Exercise material ▸

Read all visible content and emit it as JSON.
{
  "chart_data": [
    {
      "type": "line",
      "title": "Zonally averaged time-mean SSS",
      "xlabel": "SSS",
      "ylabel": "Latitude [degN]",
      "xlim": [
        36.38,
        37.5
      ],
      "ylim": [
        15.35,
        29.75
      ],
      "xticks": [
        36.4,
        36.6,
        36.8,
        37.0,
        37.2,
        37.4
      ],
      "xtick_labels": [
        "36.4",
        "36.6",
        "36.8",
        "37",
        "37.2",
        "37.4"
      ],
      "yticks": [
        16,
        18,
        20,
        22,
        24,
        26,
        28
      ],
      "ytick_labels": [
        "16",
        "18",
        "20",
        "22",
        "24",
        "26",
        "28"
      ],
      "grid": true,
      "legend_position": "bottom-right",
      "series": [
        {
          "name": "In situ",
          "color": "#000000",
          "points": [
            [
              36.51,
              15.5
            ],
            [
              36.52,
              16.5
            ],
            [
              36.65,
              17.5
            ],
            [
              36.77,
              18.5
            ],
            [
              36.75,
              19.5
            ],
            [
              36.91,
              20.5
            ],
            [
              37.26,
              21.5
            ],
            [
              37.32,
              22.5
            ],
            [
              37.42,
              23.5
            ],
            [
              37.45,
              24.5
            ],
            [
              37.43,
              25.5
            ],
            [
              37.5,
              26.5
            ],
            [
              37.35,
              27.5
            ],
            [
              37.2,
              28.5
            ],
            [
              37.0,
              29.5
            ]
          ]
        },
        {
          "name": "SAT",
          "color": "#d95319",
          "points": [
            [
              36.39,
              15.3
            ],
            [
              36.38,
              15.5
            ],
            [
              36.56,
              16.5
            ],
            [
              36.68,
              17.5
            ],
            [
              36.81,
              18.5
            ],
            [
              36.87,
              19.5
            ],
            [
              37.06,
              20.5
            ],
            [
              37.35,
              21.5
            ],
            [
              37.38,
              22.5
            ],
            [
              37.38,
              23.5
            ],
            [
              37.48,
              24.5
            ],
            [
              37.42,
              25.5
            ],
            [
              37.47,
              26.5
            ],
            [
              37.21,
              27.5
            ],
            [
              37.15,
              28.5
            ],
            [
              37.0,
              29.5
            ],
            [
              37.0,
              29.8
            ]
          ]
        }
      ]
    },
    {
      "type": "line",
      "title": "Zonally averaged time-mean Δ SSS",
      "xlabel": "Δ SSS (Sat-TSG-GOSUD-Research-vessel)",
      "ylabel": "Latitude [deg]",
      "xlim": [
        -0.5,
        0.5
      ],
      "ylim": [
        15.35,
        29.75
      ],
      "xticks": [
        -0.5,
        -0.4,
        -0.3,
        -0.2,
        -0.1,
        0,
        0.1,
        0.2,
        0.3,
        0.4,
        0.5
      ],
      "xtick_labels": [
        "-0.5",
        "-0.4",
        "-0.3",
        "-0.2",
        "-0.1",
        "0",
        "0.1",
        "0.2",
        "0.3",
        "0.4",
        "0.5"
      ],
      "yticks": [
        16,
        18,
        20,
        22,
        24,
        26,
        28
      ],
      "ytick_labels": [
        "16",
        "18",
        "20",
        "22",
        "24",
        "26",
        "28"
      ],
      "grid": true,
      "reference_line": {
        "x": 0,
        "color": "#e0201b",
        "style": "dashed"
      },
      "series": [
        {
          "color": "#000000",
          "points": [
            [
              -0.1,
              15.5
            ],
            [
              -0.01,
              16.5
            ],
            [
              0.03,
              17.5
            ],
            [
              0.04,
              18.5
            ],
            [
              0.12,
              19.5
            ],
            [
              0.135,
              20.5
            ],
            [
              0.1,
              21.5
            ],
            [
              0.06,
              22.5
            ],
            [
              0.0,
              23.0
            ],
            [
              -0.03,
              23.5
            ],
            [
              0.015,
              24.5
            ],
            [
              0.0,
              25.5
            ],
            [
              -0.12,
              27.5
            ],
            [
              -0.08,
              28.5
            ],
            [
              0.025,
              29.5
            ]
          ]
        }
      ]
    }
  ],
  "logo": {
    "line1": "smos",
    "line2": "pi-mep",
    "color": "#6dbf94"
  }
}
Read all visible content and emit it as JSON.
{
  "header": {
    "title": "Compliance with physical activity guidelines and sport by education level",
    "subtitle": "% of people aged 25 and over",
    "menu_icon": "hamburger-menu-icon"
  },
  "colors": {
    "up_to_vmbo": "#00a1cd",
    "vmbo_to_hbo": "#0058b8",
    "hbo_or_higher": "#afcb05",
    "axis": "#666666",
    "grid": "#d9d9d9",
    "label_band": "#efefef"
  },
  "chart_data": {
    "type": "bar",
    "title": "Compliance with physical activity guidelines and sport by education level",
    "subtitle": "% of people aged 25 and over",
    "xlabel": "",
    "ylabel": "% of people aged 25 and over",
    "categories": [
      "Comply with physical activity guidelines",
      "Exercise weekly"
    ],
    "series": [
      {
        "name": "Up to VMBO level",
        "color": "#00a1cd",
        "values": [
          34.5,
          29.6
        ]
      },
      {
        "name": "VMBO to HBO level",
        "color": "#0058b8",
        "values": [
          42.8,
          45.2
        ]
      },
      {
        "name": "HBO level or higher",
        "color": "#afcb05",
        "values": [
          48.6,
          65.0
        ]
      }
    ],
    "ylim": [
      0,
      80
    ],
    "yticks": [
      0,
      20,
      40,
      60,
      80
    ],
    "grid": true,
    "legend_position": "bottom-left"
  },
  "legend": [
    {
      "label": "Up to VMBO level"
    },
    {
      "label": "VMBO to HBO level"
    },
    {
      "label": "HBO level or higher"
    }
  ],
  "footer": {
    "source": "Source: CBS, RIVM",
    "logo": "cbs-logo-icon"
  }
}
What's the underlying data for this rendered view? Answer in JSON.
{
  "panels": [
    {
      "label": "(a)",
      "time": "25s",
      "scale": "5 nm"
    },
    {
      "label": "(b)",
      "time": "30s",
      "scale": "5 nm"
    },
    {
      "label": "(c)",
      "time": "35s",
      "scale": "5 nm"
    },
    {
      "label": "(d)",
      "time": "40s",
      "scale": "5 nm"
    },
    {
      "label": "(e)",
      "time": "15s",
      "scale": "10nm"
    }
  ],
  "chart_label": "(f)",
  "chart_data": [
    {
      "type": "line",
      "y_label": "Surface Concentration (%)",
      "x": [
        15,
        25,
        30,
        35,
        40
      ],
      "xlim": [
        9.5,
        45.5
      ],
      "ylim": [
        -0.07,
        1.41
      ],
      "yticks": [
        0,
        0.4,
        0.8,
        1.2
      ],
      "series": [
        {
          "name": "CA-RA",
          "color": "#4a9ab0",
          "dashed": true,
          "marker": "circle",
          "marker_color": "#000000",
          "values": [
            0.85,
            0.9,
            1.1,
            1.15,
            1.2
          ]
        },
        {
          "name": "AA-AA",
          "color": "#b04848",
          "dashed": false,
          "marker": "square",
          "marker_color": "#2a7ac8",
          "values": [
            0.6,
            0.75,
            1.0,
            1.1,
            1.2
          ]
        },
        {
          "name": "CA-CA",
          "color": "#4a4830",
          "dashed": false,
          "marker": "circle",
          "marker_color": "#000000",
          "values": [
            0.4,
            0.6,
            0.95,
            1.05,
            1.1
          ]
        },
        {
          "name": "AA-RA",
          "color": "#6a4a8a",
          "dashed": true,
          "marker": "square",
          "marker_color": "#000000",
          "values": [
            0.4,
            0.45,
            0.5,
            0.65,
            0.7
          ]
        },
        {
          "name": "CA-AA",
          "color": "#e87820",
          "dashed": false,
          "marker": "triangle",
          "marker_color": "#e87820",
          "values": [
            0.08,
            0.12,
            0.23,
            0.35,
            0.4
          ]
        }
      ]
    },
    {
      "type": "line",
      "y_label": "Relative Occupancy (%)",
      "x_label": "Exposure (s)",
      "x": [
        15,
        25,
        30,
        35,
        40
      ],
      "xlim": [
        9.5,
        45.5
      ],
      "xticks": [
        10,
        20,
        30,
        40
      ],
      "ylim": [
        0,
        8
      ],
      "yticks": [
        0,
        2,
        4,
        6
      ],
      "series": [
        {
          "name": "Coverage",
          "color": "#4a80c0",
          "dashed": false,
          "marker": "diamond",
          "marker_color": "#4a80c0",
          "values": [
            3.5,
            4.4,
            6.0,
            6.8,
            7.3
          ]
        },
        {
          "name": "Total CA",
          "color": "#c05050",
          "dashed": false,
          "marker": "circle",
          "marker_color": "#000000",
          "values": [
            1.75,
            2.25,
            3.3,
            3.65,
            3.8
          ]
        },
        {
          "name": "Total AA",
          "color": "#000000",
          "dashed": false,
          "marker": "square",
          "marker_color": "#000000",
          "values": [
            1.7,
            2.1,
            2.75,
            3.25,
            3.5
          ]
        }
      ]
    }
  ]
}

Challenge ▸ Show, from the material above, each line that includes the string "bottom".

Written response ▸
      "legend_position": "bottom-right",
    "legend_position": "bottom-left"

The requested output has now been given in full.